**Short exercise**. Repeat the listing in full, preserving every character.

**Dataset entries**.
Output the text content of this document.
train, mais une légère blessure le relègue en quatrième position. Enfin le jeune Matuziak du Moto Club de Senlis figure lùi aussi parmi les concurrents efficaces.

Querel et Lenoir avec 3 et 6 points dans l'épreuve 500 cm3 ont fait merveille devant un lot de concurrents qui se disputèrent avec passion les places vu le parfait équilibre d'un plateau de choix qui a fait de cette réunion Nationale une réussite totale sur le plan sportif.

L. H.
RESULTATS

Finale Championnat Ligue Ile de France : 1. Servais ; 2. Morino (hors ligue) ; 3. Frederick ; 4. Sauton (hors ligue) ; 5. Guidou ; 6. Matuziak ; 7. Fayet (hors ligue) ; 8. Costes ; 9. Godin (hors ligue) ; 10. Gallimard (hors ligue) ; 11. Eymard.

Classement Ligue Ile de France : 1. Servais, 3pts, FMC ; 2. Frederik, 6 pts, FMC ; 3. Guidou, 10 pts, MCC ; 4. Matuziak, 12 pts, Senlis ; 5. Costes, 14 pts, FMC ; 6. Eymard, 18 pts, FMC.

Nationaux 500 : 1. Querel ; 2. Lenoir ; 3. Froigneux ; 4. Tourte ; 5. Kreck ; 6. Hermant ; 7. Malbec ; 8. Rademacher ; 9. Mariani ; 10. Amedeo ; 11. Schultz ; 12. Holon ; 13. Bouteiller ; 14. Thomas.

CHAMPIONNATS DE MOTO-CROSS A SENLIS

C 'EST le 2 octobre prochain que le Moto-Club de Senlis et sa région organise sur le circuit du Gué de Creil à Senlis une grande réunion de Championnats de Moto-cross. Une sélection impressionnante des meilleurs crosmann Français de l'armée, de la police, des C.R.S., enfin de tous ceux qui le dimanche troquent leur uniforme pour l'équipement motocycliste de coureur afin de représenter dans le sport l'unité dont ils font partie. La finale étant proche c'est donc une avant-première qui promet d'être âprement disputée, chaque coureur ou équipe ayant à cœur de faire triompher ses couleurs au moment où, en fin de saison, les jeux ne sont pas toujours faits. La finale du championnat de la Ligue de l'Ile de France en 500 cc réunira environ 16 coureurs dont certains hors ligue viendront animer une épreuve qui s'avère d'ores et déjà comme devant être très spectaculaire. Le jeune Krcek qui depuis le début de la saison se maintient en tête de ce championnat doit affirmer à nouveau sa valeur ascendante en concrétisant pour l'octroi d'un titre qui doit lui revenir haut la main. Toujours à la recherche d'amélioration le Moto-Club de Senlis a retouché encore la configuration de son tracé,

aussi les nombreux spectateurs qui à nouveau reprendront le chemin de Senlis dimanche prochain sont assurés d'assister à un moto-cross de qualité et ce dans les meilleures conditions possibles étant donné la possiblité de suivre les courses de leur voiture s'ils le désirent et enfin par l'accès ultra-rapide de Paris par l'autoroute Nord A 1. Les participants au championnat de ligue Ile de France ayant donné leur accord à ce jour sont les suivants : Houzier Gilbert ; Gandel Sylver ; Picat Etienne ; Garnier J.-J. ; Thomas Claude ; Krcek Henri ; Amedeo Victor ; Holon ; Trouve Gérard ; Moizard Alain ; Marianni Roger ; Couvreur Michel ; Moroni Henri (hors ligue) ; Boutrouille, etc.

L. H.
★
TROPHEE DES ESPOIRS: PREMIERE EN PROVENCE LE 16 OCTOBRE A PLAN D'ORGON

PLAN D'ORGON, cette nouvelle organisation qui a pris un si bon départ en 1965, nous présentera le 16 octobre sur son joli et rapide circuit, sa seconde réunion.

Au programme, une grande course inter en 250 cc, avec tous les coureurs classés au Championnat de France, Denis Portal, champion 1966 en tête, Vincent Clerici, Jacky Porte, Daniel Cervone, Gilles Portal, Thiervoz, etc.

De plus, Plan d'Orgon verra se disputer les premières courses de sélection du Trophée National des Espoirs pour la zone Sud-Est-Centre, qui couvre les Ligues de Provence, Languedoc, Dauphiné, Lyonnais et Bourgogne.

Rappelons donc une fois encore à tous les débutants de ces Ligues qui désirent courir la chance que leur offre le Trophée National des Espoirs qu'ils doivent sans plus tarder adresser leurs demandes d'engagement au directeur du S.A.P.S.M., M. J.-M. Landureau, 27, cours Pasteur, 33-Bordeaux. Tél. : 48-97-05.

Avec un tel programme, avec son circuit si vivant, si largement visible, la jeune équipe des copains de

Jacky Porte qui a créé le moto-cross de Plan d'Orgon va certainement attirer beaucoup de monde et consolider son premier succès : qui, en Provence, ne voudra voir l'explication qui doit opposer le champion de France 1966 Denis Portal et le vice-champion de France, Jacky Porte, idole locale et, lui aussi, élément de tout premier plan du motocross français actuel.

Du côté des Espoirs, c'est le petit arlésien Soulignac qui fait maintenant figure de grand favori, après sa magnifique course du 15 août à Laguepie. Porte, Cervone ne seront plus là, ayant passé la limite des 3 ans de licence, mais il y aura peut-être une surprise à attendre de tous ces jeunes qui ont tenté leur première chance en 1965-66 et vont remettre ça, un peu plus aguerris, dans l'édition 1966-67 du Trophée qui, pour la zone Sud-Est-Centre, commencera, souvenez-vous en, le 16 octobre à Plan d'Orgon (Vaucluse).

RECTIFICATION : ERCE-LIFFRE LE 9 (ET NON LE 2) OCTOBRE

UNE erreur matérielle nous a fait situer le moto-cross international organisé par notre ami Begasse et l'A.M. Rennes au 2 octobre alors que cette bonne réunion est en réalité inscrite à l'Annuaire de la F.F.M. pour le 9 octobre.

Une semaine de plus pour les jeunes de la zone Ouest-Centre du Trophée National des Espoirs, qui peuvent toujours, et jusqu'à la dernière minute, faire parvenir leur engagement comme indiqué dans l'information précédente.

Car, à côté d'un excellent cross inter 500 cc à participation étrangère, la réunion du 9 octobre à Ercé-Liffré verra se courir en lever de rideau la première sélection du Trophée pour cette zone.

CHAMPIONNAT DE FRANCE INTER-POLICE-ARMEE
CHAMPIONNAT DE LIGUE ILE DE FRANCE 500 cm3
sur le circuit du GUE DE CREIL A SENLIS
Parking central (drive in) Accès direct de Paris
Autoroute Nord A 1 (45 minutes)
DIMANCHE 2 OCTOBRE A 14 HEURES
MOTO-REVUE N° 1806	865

**Solution below**.
Output the text content of this document.
train, mais une légère blessure le relègue en quatrième position. Enfin le jeune Matuziak du Moto Club de Senlis figure lùi aussi parmi les concurrents efficaces.

Querel et Lenoir avec 3 et 6 points dans l'épreuve 500 cm3 ont fait merveille devant un lot de concurrents qui se disputèrent avec passion les places vu le parfait équilibre d'un plateau de choix qui a fait de cette réunion Nationale une réussite totale sur le plan sportif.

L. H.
RESULTATS

Finale Championnat Ligue Ile de France : 1. Servais ; 2. Morino (hors ligue) ; 3. Frederick ; 4. Sauton (hors ligue) ; 5. Guidou ; 6. Matuziak ; 7. Fayet (hors ligue) ; 8. Costes ; 9. Godin (hors ligue) ; 10. Gallimard (hors ligue) ; 11. Eymard.

Classement Ligue Ile de France : 1. Servais, 3pts, FMC ; 2. Frederik, 6 pts, FMC ; 3. Guidou, 10 pts, MCC ; 4. Matuziak, 12 pts, Senlis ; 5. Costes, 14 pts, FMC ; 6. Eymard, 18 pts, FMC.

Nationaux 500 : 1. Querel ; 2. Lenoir ; 3. Froigneux ; 4. Tourte ; 5. Kreck ; 6. Hermant ; 7. Malbec ; 8. Rademacher ; 9. Mariani ; 10. Amedeo ; 11. Schultz ; 12. Holon ; 13. Bouteiller ; 14. Thomas.

CHAMPIONNATS DE MOTO-CROSS A SENLIS

C 'EST le 2 octobre prochain que le Moto-Club de Senlis et sa région organise sur le circuit du Gué de Creil à Senlis une grande réunion de Championnats de Moto-cross. Une sélection impressionnante des meilleurs crosmann Français de l'armée, de la police, des C.R.S., enfin de tous ceux qui le dimanche troquent leur uniforme pour l'équipement motocycliste de coureur afin de représenter dans le sport l'unité dont ils font partie. La finale étant proche c'est donc une avant-première qui promet d'être âprement disputée, chaque coureur ou équipe ayant à cœur de faire triompher ses couleurs au moment où, en fin de saison, les jeux ne sont pas toujours faits. La finale du championnat de la Ligue de l'Ile de France en 500 cc réunira environ 16 coureurs dont certains hors ligue viendront animer une épreuve qui s'avère d'ores et déjà comme devant être très spectaculaire. Le jeune Krcek qui depuis le début de la saison se maintient en tête de ce championnat doit affirmer à nouveau sa valeur ascendante en concrétisant pour l'octroi d'un titre qui doit lui revenir haut la main. Toujours à la recherche d'amélioration le Moto-Club de Senlis a retouché encore la configuration de son tracé,

aussi les nombreux spectateurs qui à nouveau reprendront le chemin de Senlis dimanche prochain sont assurés d'assister à un moto-cross de qualité et ce dans les meilleures conditions possibles étant donné la possiblité de suivre les courses de leur voiture s'ils le désirent et enfin par l'accès ultra-rapide de Paris par l'autoroute Nord A 1. Les participants au championnat de ligue Ile de France ayant donné leur accord à ce jour sont les suivants : Houzier Gilbert ; Gandel Sylver ; Picat Etienne ; Garnier J.-J. ; Thomas Claude ; Krcek Henri ; Amedeo Victor ; Holon ; Trouve Gérard ; Moizard Alain ; Marianni Roger ; Couvreur Michel ; Moroni Henri (hors ligue) ; Boutrouille, etc.

L. H.
★
TROPHEE DES ESPOIRS: PREMIERE EN PROVENCE LE 16 OCTOBRE A PLAN D'ORGON

PLAN D'ORGON, cette nouvelle organisation qui a pris un si bon départ en 1965, nous présentera le 16 octobre sur son joli et rapide circuit, sa seconde réunion.

Au programme, une grande course inter en 250 cc, avec tous les coureurs classés au Championnat de France, Denis Portal, champion 1966 en tête, Vincent Clerici, Jacky Porte, Daniel Cervone, Gilles Portal, Thiervoz, etc.

De plus, Plan d'Orgon verra se disputer les premières courses de sélection du Trophée National des Espoirs pour la zone Sud-Est-Centre, qui couvre les Ligues de Provence, Languedoc, Dauphiné, Lyonnais et Bourgogne.

Rappelons donc une fois encore à tous les débutants de ces Ligues qui désirent courir la chance que leur offre le Trophée National des Espoirs qu'ils doivent sans plus tarder adresser leurs demandes d'engagement au directeur du S.A.P.S.M., M. J.-M. Landureau, 27, cours Pasteur, 33-Bordeaux. Tél. : 48-97-05.

Avec un tel programme, avec son circuit si vivant, si largement visible, la jeune équipe des copains de

Jacky Porte qui a créé le moto-cross de Plan d'Orgon va certainement attirer beaucoup de monde et consolider son premier succès : qui, en Provence, ne voudra voir l'explication qui doit opposer le champion de France 1966 Denis Portal et le vice-champion de France, Jacky Porte, idole locale et, lui aussi, élément de tout premier plan du motocross français actuel.

Du côté des Espoirs, c'est le petit arlésien Soulignac qui fait maintenant figure de grand favori, après sa magnifique course du 15 août à Laguepie. Porte, Cervone ne seront plus là, ayant passé la limite des 3 ans de licence, mais il y aura peut-être une surprise à attendre de tous ces jeunes qui ont tenté leur première chance en 1965-66 et vont remettre ça, un peu plus aguerris, dans l'édition 1966-67 du Trophée qui, pour la zone Sud-Est-Centre, commencera, souvenez-vous en, le 16 octobre à Plan d'Orgon (Vaucluse).

RECTIFICATION : ERCE-LIFFRE LE 9 (ET NON LE 2) OCTOBRE

UNE erreur matérielle nous a fait situer le moto-cross international organisé par notre ami Begasse et l'A.M. Rennes au 2 octobre alors que cette bonne réunion est en réalité inscrite à l'Annuaire de la F.F.M. pour le 9 octobre.

Une semaine de plus pour les jeunes de la zone Ouest-Centre du Trophée National des Espoirs, qui peuvent toujours, et jusqu'à la dernière minute, faire parvenir leur engagement comme indiqué dans l'information précédente.

Car, à côté d'un excellent cross inter 500 cc à participation étrangère, la réunion du 9 octobre à Ercé-Liffré verra se courir en lever de rideau la première sélection du Trophée pour cette zone.

CHAMPIONNAT DE FRANCE INTER-POLICE-ARMEE
CHAMPIONNAT DE LIGUE ILE DE FRANCE 500 cm3
sur le circuit du GUE DE CREIL A SENLIS
Parking central (drive in) Accès direct de Paris
Autoroute Nord A 1 (45 minutes)
DIMANCHE 2 OCTOBRE A 14 HEURES
MOTO-REVUE N° 1806	865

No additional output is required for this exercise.